◆ **Written request**: Only lines with the word "Information" are needed; collect each of them from the listing below.

◆ **The input**:
===============

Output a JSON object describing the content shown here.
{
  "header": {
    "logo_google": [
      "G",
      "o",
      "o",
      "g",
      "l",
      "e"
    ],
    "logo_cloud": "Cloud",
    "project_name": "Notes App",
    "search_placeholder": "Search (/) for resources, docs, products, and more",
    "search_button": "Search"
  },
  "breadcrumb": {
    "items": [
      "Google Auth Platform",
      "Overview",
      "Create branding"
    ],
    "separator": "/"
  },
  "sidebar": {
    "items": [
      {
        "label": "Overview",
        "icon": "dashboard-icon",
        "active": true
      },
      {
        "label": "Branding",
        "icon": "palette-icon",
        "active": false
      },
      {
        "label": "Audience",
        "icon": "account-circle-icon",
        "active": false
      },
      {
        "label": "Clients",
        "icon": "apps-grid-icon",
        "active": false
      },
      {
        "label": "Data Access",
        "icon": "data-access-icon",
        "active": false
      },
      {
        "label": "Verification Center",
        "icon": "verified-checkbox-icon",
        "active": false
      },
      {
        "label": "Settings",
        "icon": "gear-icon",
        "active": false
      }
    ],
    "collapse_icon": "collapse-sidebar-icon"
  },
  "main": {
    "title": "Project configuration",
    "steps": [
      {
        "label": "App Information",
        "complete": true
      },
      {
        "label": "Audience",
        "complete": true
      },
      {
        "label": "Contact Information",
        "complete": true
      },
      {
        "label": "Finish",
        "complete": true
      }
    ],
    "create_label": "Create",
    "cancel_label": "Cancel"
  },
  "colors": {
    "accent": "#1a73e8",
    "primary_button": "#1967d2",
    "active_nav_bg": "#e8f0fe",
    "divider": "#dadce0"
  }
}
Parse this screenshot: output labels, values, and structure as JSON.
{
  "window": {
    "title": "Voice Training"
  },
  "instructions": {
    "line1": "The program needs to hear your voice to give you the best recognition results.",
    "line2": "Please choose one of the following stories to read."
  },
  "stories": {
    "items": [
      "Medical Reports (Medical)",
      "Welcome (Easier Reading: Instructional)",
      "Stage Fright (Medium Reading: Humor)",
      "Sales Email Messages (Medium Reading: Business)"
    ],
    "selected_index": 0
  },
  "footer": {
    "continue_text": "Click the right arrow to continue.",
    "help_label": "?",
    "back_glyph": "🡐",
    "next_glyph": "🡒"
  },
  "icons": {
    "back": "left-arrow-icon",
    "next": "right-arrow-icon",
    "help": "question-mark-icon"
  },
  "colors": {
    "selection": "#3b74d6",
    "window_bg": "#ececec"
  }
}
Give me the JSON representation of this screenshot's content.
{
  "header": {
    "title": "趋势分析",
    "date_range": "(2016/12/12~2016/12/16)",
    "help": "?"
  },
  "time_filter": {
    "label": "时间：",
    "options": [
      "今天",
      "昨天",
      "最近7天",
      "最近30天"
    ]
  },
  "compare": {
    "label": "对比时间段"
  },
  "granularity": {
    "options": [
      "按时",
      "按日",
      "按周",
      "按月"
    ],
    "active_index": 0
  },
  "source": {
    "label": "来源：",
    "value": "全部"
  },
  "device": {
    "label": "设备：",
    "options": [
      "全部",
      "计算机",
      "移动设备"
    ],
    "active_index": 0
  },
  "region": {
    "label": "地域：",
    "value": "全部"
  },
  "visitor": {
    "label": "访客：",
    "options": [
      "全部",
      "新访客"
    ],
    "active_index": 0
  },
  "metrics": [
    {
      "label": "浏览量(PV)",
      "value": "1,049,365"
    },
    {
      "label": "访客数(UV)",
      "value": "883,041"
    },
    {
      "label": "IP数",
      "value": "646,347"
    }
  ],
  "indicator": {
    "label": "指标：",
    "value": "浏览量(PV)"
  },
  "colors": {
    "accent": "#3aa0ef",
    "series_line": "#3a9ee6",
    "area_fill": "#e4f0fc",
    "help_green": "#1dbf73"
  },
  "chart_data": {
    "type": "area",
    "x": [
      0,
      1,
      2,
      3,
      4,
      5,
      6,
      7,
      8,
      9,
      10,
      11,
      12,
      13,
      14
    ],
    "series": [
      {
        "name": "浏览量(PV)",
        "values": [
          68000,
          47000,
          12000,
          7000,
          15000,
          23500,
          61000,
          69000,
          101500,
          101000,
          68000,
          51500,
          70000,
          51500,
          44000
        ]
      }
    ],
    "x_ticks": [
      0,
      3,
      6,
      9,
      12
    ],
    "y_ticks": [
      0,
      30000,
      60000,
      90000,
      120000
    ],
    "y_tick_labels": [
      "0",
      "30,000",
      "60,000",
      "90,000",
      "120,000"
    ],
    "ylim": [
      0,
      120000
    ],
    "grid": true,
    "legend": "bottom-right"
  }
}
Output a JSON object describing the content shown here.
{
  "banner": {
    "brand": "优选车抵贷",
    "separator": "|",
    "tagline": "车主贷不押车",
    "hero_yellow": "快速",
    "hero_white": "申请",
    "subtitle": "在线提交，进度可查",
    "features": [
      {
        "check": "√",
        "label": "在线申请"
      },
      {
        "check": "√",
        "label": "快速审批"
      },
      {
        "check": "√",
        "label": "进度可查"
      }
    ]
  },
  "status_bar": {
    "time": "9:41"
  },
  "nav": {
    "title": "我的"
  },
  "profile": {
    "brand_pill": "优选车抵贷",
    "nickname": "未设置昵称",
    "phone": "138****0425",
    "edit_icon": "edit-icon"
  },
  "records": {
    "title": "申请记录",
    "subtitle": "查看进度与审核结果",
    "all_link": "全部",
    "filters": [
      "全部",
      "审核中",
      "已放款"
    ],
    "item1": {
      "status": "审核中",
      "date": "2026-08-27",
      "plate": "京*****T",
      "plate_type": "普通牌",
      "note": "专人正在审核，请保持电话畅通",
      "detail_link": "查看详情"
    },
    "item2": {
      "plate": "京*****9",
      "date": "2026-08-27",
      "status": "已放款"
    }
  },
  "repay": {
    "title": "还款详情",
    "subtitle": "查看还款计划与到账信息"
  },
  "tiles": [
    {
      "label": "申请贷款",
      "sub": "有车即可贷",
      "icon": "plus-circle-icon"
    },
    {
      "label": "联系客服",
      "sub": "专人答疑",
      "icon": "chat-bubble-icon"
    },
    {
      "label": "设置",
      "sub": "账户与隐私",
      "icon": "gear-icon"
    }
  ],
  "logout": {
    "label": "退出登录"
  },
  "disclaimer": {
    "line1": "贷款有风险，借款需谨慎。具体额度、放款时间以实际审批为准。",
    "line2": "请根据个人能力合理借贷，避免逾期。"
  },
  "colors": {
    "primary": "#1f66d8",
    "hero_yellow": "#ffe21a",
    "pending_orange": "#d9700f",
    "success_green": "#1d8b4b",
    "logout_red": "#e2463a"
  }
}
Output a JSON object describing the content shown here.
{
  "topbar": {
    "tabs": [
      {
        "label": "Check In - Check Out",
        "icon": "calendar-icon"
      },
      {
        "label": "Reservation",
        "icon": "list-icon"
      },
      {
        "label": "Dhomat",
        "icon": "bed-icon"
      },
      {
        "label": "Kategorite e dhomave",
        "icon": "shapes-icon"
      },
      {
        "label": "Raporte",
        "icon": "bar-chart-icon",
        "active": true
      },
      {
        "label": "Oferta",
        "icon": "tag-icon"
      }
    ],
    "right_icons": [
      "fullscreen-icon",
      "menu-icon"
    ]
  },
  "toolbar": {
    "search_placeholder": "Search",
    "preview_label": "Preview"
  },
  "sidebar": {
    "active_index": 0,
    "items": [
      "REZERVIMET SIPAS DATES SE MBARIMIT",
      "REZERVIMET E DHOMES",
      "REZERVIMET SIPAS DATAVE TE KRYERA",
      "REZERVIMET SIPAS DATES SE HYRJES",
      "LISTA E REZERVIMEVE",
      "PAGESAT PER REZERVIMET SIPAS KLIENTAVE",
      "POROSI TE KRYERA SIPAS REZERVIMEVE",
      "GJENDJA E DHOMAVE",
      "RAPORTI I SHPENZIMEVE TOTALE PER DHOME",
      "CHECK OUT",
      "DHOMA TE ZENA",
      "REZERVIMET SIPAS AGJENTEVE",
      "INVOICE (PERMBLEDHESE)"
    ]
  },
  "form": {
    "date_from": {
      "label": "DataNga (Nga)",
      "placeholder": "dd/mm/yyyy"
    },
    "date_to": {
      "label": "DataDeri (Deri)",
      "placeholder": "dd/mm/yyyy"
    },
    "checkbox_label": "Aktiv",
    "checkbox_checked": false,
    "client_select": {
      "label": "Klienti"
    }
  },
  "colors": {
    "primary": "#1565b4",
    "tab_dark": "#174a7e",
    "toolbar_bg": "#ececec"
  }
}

===============

◆ **Written solution**:
        "label": "App Information",
        "label": "Contact Information",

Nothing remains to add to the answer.